● **Directive**
Copy nothing but the text: repeat each entry exactly and drop the images.
** begin **
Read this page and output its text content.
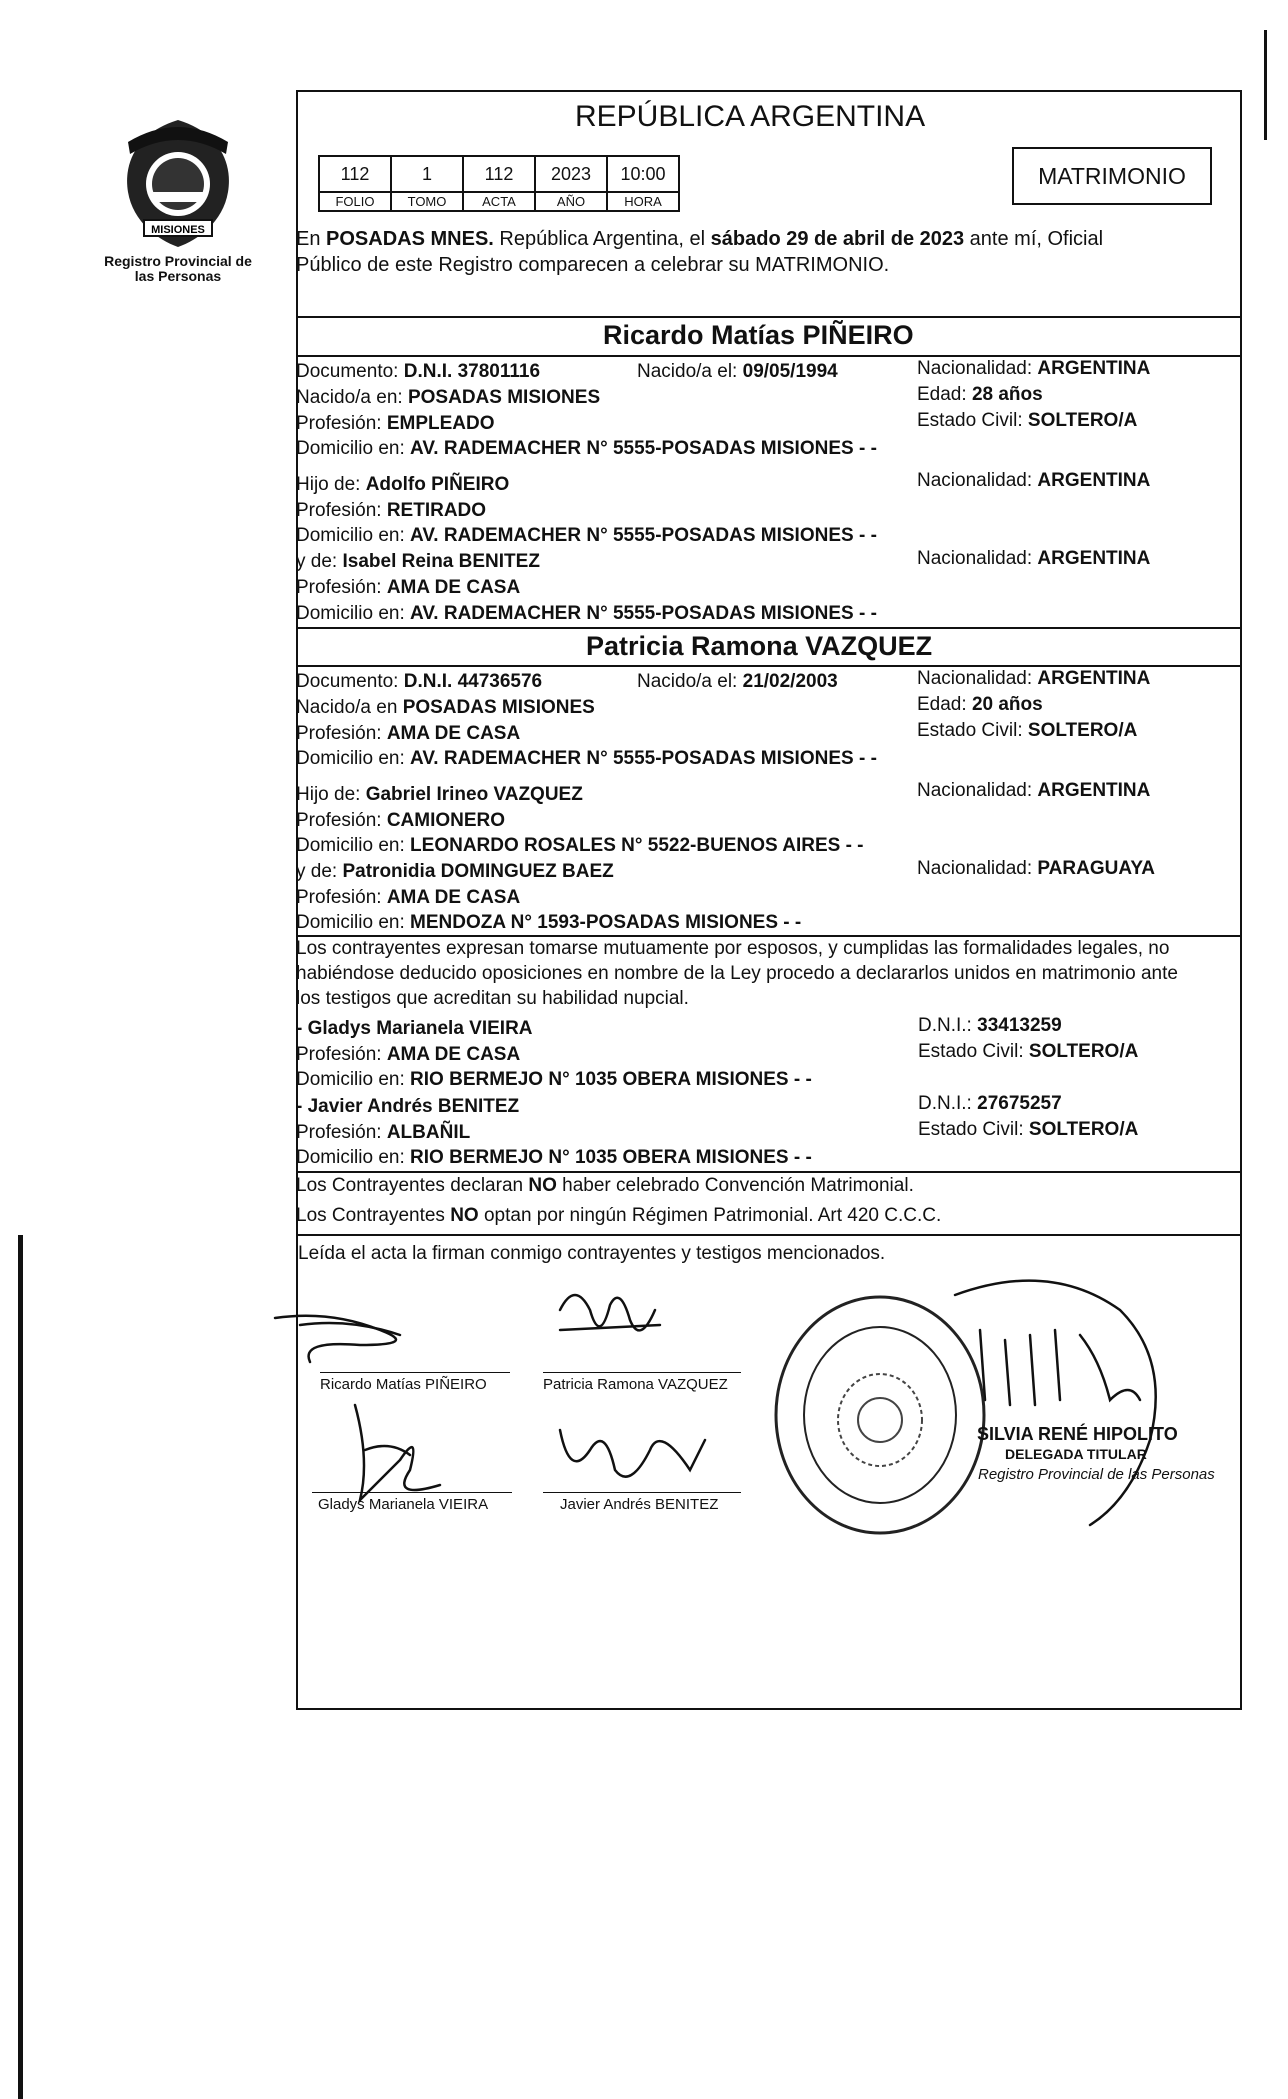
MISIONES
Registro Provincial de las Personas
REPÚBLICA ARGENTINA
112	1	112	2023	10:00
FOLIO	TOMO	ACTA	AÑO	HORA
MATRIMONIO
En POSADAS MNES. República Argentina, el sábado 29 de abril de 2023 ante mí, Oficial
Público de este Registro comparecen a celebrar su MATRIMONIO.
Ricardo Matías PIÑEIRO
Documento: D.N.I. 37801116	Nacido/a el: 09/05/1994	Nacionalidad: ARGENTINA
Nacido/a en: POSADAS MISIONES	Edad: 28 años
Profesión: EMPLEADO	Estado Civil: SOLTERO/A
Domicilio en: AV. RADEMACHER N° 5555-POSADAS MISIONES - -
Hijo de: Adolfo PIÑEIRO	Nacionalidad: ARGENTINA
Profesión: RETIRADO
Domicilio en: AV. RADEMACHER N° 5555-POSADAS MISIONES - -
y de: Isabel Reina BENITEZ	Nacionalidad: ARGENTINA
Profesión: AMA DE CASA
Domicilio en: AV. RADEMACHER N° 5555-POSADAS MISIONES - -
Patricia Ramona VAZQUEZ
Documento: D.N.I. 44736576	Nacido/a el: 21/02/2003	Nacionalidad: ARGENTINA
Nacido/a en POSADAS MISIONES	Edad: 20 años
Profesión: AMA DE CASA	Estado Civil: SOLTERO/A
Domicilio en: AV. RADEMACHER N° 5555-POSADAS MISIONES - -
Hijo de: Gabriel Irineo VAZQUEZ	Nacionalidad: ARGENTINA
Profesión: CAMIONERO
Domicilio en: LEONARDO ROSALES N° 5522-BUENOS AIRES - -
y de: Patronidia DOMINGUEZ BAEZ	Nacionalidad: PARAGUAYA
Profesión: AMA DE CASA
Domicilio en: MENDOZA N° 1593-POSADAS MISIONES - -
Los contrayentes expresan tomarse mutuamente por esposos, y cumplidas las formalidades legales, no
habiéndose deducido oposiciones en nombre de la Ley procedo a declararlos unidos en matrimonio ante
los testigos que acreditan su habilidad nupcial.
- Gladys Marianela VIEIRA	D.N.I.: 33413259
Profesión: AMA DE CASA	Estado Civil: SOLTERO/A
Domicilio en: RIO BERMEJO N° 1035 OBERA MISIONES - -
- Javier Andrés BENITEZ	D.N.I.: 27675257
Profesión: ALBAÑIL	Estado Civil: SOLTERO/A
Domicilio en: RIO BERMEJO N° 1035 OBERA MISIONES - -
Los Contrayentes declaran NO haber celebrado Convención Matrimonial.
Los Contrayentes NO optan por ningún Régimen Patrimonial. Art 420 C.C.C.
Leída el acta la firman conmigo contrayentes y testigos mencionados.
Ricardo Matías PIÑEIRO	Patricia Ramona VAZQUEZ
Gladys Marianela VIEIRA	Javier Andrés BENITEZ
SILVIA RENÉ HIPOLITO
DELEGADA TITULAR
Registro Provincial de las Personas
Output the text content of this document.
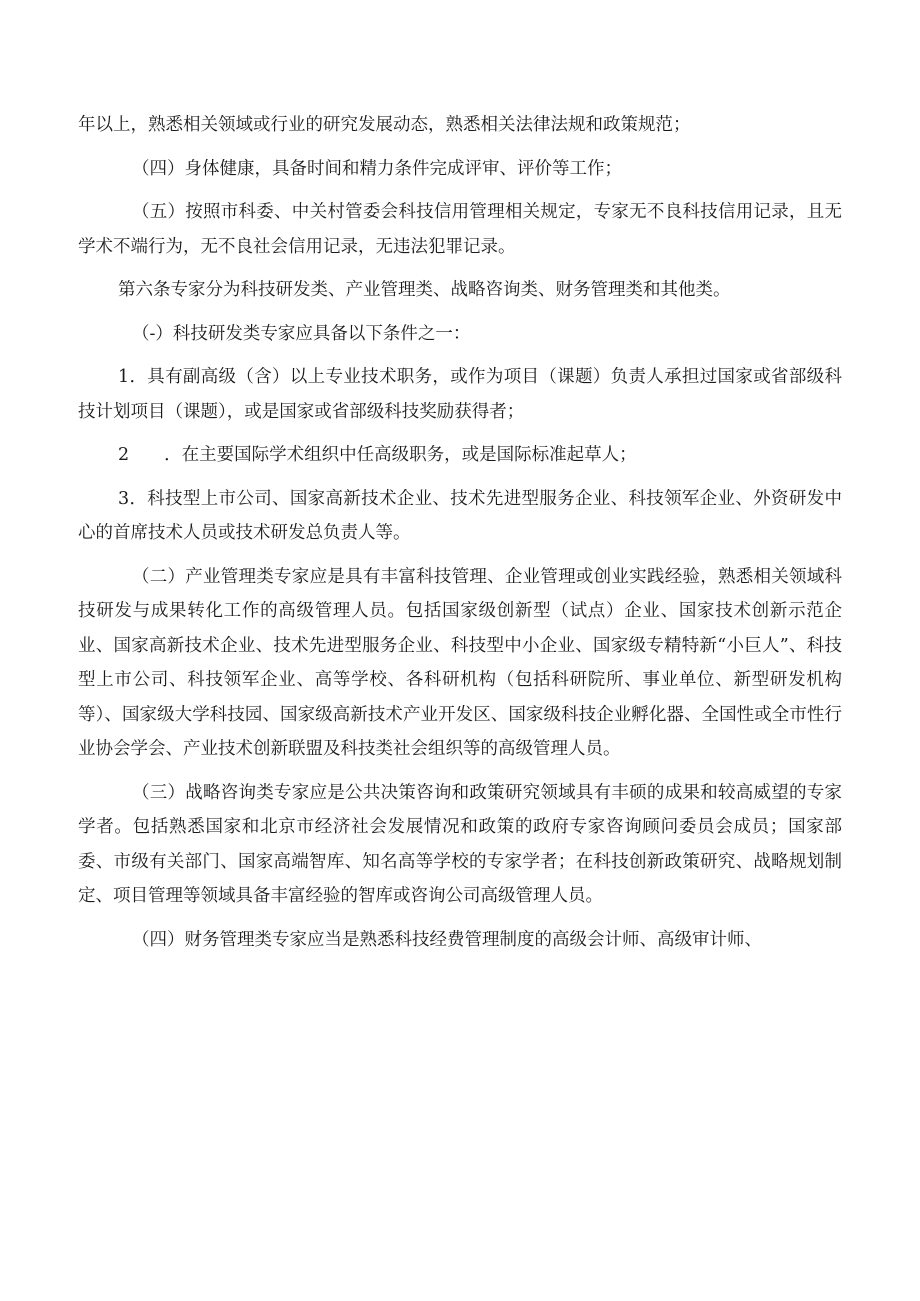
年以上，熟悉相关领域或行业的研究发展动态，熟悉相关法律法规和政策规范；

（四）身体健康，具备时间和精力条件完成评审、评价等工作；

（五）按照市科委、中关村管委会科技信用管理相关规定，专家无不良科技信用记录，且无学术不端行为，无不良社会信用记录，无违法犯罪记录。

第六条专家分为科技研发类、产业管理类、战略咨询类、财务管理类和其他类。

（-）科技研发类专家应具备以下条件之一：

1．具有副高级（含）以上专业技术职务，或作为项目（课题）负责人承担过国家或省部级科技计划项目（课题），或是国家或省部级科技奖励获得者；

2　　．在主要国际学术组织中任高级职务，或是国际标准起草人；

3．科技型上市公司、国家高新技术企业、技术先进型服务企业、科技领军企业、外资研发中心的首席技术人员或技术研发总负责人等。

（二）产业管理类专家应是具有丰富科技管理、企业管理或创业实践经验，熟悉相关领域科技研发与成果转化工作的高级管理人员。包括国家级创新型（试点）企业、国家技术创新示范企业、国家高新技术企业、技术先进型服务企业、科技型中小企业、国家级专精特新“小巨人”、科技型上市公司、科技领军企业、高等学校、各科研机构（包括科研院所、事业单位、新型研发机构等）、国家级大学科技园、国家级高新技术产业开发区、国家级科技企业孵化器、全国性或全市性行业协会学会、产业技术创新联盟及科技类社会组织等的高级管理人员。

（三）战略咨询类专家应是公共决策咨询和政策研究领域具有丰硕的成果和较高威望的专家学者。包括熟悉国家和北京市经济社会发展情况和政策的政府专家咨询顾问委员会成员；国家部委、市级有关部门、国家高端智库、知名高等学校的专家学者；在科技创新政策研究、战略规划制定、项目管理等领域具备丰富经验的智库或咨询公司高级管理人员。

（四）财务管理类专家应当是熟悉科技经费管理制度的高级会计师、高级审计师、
** end **
● **Output below**
Read this page and output its text content.
MISIONES
Registro Provincial de las Personas
REPÚBLICA ARGENTINA
112	1	112	2023	10:00
FOLIO	TOMO	ACTA	AÑO	HORA
MATRIMONIO
En POSADAS MNES. República Argentina, el sábado 29 de abril de 2023 ante mí, Oficial
Público de este Registro comparecen a celebrar su MATRIMONIO.
Ricardo Matías PIÑEIRO
Documento: D.N.I. 37801116	Nacido/a el: 09/05/1994	Nacionalidad: ARGENTINA
Nacido/a en: POSADAS MISIONES	Edad: 28 años
Profesión: EMPLEADO	Estado Civil: SOLTERO/A
Domicilio en: AV. RADEMACHER N° 5555-POSADAS MISIONES - -
Hijo de: Adolfo PIÑEIRO	Nacionalidad: ARGENTINA
Profesión: RETIRADO
Domicilio en: AV. RADEMACHER N° 5555-POSADAS MISIONES - -
y de: Isabel Reina BENITEZ	Nacionalidad: ARGENTINA
Profesión: AMA DE CASA
Domicilio en: AV. RADEMACHER N° 5555-POSADAS MISIONES - -
Patricia Ramona VAZQUEZ
Documento: D.N.I. 44736576	Nacido/a el: 21/02/2003	Nacionalidad: ARGENTINA
Nacido/a en POSADAS MISIONES	Edad: 20 años
Profesión: AMA DE CASA	Estado Civil: SOLTERO/A
Domicilio en: AV. RADEMACHER N° 5555-POSADAS MISIONES - -
Hijo de: Gabriel Irineo VAZQUEZ	Nacionalidad: ARGENTINA
Profesión: CAMIONERO
Domicilio en: LEONARDO ROSALES N° 5522-BUENOS AIRES - -
y de: Patronidia DOMINGUEZ BAEZ	Nacionalidad: PARAGUAYA
Profesión: AMA DE CASA
Domicilio en: MENDOZA N° 1593-POSADAS MISIONES - -
Los contrayentes expresan tomarse mutuamente por esposos, y cumplidas las formalidades legales, no
habiéndose deducido oposiciones en nombre de la Ley procedo a declararlos unidos en matrimonio ante
los testigos que acreditan su habilidad nupcial.
- Gladys Marianela VIEIRA	D.N.I.: 33413259
Profesión: AMA DE CASA	Estado Civil: SOLTERO/A
Domicilio en: RIO BERMEJO N° 1035 OBERA MISIONES - -
- Javier Andrés BENITEZ	D.N.I.: 27675257
Profesión: ALBAÑIL	Estado Civil: SOLTERO/A
Domicilio en: RIO BERMEJO N° 1035 OBERA MISIONES - -
Los Contrayentes declaran NO haber celebrado Convención Matrimonial.
Los Contrayentes NO optan por ningún Régimen Patrimonial. Art 420 C.C.C.
Leída el acta la firman conmigo contrayentes y testigos mencionados.
Ricardo Matías PIÑEIRO	Patricia Ramona VAZQUEZ
Gladys Marianela VIEIRA	Javier Andrés BENITEZ
SILVIA RENÉ HIPOLITO
DELEGADA TITULAR
Registro Provincial de las Personas
Output the text content of this document.
年以上，熟悉相关领域或行业的研究发展动态，熟悉相关法律法规和政策规范；

（四）身体健康，具备时间和精力条件完成评审、评价等工作；

（五）按照市科委、中关村管委会科技信用管理相关规定，专家无不良科技信用记录，且无学术不端行为，无不良社会信用记录，无违法犯罪记录。

第六条专家分为科技研发类、产业管理类、战略咨询类、财务管理类和其他类。

（-）科技研发类专家应具备以下条件之一：

1．具有副高级（含）以上专业技术职务，或作为项目（课题）负责人承担过国家或省部级科技计划项目（课题），或是国家或省部级科技奖励获得者；

2　　．在主要国际学术组织中任高级职务，或是国际标准起草人；

3．科技型上市公司、国家高新技术企业、技术先进型服务企业、科技领军企业、外资研发中心的首席技术人员或技术研发总负责人等。

（二）产业管理类专家应是具有丰富科技管理、企业管理或创业实践经验，熟悉相关领域科技研发与成果转化工作的高级管理人员。包括国家级创新型（试点）企业、国家技术创新示范企业、国家高新技术企业、技术先进型服务企业、科技型中小企业、国家级专精特新“小巨人”、科技型上市公司、科技领军企业、高等学校、各科研机构（包括科研院所、事业单位、新型研发机构等）、国家级大学科技园、国家级高新技术产业开发区、国家级科技企业孵化器、全国性或全市性行业协会学会、产业技术创新联盟及科技类社会组织等的高级管理人员。

（三）战略咨询类专家应是公共决策咨询和政策研究领域具有丰硕的成果和较高威望的专家学者。包括熟悉国家和北京市经济社会发展情况和政策的政府专家咨询顾问委员会成员；国家部委、市级有关部门、国家高端智库、知名高等学校的专家学者；在科技创新政策研究、战略规划制定、项目管理等领域具备丰富经验的智库或咨询公司高级管理人员。

（四）财务管理类专家应当是熟悉科技经费管理制度的高级会计师、高级审计师、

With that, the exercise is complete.